Job -
Copy out each line in the material below that has the word "أحمد".

╭──

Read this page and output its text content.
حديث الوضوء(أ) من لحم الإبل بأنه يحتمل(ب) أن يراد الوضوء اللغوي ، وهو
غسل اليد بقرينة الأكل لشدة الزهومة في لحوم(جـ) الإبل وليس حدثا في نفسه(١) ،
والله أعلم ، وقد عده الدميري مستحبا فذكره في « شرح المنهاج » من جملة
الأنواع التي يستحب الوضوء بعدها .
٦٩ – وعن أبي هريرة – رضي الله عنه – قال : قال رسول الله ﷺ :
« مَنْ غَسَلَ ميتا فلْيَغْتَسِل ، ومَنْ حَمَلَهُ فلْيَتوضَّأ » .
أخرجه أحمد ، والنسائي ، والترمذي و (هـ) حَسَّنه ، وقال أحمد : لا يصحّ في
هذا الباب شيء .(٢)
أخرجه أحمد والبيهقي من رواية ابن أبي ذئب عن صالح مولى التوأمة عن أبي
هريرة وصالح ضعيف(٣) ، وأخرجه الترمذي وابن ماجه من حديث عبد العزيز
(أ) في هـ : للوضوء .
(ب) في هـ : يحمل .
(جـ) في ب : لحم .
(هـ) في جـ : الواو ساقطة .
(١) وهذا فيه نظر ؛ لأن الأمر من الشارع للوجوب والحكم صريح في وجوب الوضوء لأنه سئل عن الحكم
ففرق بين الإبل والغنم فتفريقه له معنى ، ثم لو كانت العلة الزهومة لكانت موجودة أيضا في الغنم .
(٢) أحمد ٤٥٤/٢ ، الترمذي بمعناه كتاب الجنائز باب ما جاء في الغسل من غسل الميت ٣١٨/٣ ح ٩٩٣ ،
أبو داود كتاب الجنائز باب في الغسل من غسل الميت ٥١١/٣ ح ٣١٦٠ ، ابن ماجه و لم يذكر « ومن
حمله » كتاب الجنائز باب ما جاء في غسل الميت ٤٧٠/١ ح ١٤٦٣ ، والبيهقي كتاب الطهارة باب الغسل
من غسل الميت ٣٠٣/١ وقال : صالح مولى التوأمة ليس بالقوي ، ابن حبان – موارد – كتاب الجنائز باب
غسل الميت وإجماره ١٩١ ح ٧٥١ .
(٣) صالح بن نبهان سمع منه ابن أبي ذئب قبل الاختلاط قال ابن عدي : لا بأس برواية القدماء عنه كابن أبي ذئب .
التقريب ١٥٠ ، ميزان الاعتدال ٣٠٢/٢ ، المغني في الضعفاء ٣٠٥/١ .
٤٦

╰──

The completed task -
أخرجه أحمد ، والنسائي ، والترمذي و (هـ) حَسَّنه ، وقال أحمد : لا يصحّ في
أخرجه أحمد والبيهقي من رواية ابن أبي ذئب عن صالح مولى التوأمة عن أبي
(٢) أحمد ٤٥٤/٢ ، الترمذي بمعناه كتاب الجنائز باب ما جاء في الغسل من غسل الميت ٣١٨/٣ ح ٩٩٣ ،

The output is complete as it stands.